[Dataset entries]
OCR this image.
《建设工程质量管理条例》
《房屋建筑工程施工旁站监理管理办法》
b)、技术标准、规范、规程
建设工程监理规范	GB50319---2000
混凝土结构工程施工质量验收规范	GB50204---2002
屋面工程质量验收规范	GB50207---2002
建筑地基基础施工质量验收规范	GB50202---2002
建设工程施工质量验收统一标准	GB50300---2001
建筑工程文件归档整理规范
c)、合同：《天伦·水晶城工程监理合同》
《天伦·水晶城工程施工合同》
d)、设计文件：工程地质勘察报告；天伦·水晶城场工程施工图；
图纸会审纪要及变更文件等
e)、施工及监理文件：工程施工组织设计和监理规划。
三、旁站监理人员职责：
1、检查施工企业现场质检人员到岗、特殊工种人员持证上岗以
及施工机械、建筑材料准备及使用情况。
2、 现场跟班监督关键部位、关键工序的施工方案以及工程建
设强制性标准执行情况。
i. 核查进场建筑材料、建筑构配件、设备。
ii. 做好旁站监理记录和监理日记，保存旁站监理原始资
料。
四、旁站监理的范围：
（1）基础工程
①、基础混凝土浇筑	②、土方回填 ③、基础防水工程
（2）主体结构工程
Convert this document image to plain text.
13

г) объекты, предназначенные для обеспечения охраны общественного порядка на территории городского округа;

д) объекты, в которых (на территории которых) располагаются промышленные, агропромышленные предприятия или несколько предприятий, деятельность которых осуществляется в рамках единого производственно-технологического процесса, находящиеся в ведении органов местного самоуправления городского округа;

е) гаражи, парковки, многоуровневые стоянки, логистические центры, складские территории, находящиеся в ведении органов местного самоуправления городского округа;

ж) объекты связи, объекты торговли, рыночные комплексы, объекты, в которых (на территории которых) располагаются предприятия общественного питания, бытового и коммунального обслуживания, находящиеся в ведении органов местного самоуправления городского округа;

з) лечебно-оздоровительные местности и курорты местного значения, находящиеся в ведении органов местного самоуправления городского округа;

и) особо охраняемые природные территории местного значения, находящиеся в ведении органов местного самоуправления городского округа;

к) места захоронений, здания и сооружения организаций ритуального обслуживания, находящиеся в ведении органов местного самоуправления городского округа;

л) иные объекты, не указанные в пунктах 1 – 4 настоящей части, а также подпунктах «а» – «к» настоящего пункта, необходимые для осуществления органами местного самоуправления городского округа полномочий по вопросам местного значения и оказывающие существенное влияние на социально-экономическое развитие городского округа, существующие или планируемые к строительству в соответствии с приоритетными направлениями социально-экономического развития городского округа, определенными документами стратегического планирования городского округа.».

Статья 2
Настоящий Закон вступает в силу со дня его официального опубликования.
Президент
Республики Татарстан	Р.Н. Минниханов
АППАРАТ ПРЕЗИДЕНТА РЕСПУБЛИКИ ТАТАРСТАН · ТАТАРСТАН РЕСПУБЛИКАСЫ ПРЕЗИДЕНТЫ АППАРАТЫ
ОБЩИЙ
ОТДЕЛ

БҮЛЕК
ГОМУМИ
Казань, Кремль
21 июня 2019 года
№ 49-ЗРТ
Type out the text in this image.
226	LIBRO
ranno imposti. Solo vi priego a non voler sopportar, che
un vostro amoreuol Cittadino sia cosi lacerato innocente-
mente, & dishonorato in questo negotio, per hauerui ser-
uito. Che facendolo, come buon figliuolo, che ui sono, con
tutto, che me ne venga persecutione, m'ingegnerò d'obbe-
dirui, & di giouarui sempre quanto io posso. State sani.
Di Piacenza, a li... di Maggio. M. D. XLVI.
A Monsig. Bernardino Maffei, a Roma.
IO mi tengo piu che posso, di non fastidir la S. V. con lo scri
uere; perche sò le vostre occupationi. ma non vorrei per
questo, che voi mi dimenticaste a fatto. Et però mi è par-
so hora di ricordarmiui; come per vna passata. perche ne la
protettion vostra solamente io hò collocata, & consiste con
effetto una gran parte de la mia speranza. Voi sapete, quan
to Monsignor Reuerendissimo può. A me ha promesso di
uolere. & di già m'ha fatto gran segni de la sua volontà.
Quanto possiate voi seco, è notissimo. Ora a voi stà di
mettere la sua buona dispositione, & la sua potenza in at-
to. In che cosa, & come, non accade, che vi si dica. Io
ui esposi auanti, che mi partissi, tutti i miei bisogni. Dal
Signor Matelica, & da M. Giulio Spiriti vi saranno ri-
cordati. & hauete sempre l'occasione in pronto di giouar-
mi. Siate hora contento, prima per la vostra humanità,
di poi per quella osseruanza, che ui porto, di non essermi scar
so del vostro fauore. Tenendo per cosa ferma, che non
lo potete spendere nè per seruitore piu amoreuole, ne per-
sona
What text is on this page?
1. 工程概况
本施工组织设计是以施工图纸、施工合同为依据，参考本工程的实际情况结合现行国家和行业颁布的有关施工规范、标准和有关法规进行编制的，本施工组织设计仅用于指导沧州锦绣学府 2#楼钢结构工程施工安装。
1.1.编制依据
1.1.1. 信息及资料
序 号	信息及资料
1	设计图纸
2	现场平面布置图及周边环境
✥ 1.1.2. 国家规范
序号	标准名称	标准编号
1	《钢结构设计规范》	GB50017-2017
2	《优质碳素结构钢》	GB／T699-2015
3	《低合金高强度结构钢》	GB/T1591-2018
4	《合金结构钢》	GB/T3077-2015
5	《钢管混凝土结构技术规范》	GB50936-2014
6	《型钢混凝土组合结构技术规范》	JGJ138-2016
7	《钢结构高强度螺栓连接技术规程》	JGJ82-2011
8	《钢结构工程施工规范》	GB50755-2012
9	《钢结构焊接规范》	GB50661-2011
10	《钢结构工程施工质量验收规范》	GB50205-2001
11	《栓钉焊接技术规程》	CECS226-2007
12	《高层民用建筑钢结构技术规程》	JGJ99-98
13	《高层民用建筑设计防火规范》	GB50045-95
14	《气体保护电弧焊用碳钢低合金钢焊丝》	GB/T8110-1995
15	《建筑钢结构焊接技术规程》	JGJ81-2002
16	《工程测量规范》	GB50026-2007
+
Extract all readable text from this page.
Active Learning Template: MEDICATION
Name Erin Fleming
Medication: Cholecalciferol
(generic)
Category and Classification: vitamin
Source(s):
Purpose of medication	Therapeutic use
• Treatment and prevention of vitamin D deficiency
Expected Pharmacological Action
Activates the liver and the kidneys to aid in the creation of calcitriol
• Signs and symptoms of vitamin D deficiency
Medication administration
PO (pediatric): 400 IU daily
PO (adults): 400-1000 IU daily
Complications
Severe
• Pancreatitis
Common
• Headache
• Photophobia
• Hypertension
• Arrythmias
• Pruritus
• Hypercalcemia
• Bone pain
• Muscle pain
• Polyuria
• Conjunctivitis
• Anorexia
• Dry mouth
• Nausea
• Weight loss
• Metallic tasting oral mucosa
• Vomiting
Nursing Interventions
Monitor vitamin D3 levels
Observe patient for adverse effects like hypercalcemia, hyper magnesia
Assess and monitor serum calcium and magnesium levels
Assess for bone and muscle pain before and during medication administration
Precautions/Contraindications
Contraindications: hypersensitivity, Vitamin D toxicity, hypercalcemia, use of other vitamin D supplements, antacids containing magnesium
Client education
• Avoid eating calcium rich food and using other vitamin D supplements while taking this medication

* _TASK DETAILS_
From the records above, pull out every line containing the word "общественного".

* _RESULT FOR THIS EXERCISE_
г) объекты, предназначенные для обеспечения охраны общественного порядка на территории городского округа;
ж) объекты связи, объекты торговли, рыночные комплексы, объекты, в которых (на территории которых) располагаются предприятия общественного питания, бытового и коммунального обслуживания, находящиеся в ведении органов местного самоуправления городского округа;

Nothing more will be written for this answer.